Instructions for the task
Make an exact copy of each entry, leaving out every picture.

Extracted information
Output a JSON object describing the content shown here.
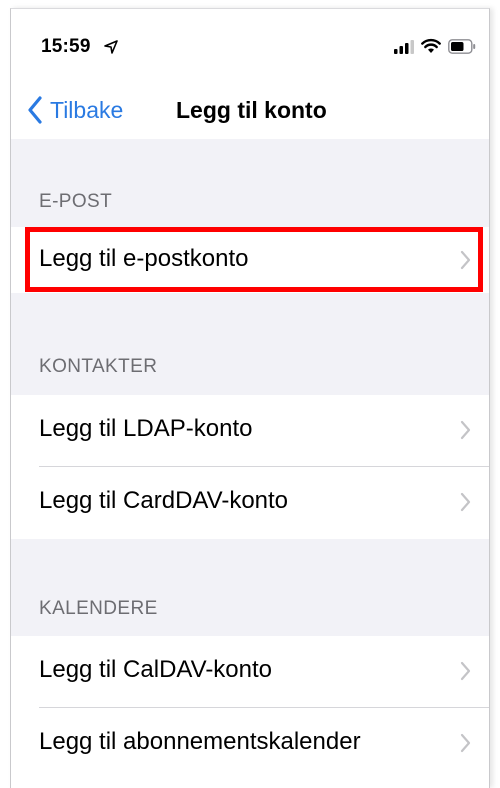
{
  "status_bar": {
    "time": "15:59"
  },
  "nav": {
    "back_label": "Tilbake",
    "title": "Legg til konto"
  },
  "sections": {
    "email": {
      "header": "E-POST",
      "rows": [
        "Legg til e-postkonto"
      ]
    },
    "contacts": {
      "header": "KONTAKTER",
      "rows": [
        "Legg til LDAP-konto",
        "Legg til CardDAV-konto"
      ]
    },
    "calendars": {
      "header": "KALENDERE",
      "rows": [
        "Legg til CalDAV-konto",
        "Legg til abonnementskalender"
      ]
    }
  },
  "colors": {
    "accent": "#2a7ae2",
    "highlight": "#ff0000",
    "background": "#f2f2f7"
  },
  "icons": [
    "location-arrow-icon",
    "cellular-signal-icon",
    "wifi-icon",
    "battery-icon",
    "chevron-left-icon",
    "chevron-right-icon"
  ]
}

Response to the exercise
Output a JSON object describing the content shown here.
{
  "status_bar": {
    "time": "15:59"
  },
  "nav": {
    "back_label": "Tilbake",
    "title": "Legg til konto"
  },
  "sections": {
    "email": {
      "header": "E-POST",
      "rows": [
        "Legg til e-postkonto"
      ]
    },
    "contacts": {
      "header": "KONTAKTER",
      "rows": [
        "Legg til LDAP-konto",
        "Legg til CardDAV-konto"
      ]
    },
    "calendars": {
      "header": "KALENDERE",
      "rows": [
        "Legg til CalDAV-konto",
        "Legg til abonnementskalender"
      ]
    }
  },
  "colors": {
    "accent": "#2a7ae2",
    "highlight": "#ff0000",
    "background": "#f2f2f7"
  },
  "icons": [
    "location-arrow-icon",
    "cellular-signal-icon",
    "wifi-icon",
    "battery-icon",
    "chevron-left-icon",
    "chevron-right-icon"
  ]
}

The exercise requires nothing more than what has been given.